▸ **Source records**
________________

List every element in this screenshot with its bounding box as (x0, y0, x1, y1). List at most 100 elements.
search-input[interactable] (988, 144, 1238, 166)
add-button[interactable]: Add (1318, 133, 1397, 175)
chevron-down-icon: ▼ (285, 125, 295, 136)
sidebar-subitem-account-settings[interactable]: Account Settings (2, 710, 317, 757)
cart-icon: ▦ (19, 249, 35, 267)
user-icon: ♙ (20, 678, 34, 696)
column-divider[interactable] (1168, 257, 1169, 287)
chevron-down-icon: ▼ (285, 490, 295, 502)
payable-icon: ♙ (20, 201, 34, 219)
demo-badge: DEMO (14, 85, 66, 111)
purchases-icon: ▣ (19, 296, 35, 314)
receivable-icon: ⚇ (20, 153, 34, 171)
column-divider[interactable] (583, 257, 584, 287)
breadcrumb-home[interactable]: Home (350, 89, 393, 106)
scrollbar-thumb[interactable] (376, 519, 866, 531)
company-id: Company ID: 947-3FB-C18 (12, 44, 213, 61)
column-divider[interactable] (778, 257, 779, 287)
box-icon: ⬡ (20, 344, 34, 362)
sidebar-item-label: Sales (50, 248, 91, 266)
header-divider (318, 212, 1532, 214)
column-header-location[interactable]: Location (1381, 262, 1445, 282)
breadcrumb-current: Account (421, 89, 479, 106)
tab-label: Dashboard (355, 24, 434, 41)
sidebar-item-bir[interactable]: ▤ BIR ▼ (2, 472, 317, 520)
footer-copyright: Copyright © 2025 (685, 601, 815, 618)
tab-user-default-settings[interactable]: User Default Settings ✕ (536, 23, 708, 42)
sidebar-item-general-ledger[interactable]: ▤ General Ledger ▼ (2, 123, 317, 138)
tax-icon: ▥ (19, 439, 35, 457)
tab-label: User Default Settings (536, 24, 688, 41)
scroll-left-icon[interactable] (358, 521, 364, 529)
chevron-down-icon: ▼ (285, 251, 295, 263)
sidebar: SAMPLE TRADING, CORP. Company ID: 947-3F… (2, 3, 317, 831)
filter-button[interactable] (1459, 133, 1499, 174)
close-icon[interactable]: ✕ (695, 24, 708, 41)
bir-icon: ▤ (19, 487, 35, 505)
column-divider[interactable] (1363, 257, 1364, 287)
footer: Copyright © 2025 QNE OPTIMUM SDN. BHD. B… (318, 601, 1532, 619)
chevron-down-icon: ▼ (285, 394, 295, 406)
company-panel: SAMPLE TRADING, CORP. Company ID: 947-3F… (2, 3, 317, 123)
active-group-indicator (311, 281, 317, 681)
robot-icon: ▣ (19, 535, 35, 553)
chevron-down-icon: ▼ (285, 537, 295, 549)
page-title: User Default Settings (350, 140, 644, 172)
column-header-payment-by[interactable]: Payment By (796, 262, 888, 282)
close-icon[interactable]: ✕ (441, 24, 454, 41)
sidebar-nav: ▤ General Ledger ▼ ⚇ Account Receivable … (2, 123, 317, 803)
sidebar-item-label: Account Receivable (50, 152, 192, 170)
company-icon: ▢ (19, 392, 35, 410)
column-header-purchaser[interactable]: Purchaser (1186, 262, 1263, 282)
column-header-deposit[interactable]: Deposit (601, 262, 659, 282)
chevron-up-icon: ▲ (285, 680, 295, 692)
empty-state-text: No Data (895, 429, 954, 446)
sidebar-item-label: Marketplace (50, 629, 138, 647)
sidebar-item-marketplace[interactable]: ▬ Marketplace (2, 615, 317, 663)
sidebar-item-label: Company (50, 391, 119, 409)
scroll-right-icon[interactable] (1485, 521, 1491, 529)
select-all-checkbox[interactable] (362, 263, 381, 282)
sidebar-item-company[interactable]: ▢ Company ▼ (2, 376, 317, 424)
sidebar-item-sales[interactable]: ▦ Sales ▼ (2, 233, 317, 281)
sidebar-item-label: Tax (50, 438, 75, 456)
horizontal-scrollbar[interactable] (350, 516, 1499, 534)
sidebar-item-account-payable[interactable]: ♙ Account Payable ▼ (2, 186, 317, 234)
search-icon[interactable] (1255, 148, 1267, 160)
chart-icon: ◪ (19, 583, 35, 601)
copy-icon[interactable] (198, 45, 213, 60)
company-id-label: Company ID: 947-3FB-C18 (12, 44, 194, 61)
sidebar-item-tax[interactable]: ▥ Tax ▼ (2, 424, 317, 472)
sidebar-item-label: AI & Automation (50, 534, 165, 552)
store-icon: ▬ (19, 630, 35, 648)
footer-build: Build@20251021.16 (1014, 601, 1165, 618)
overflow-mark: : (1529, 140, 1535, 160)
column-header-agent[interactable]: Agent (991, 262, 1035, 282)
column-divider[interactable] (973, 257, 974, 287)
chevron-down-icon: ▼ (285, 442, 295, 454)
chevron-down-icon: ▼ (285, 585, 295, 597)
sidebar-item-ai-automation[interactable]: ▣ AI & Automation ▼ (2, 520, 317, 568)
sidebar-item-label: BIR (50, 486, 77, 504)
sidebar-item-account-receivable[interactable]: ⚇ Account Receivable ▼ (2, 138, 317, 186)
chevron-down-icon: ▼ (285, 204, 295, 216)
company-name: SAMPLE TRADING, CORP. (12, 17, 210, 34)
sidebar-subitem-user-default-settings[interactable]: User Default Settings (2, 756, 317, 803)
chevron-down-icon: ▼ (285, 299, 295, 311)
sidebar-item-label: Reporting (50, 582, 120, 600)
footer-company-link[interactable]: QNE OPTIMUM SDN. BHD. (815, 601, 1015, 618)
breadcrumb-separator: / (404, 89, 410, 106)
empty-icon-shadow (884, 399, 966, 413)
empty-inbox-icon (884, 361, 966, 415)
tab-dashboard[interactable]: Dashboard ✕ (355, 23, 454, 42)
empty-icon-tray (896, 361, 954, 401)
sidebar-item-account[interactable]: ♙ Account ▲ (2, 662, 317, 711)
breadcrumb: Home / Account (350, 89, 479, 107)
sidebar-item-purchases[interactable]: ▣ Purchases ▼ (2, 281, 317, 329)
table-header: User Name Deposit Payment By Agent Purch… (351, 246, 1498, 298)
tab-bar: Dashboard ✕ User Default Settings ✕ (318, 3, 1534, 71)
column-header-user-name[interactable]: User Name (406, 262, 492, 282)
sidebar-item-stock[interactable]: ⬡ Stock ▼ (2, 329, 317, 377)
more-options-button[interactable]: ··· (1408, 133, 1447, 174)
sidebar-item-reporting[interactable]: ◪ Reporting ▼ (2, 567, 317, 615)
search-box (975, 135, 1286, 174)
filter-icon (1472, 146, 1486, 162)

________________

▸ **WRITTEN PROBLEM**
Please rewrite the rows from the first one through the line with "column-divider[interactable] (583, 257, 584, 287)", replacing "chevron-down-icon" with "caret-down-icon" and keeping everything else unchanged.

▸ **RESULT FOR THIS EXERCISE**
List every element in this screenshot with its bounding box as (x0, y0, x1, y1). List at most 100 elements.
search-input[interactable] (988, 144, 1238, 166)
add-button[interactable]: Add (1318, 133, 1397, 175)
caret-down-icon: ▼ (285, 125, 295, 136)
sidebar-subitem-account-settings[interactable]: Account Settings (2, 710, 317, 757)
cart-icon: ▦ (19, 249, 35, 267)
user-icon: ♙ (20, 678, 34, 696)
column-divider[interactable] (1168, 257, 1169, 287)
caret-down-icon: ▼ (285, 490, 295, 502)
payable-icon: ♙ (20, 201, 34, 219)
demo-badge: DEMO (14, 85, 66, 111)
purchases-icon: ▣ (19, 296, 35, 314)
receivable-icon: ⚇ (20, 153, 34, 171)
column-divider[interactable] (583, 257, 584, 287)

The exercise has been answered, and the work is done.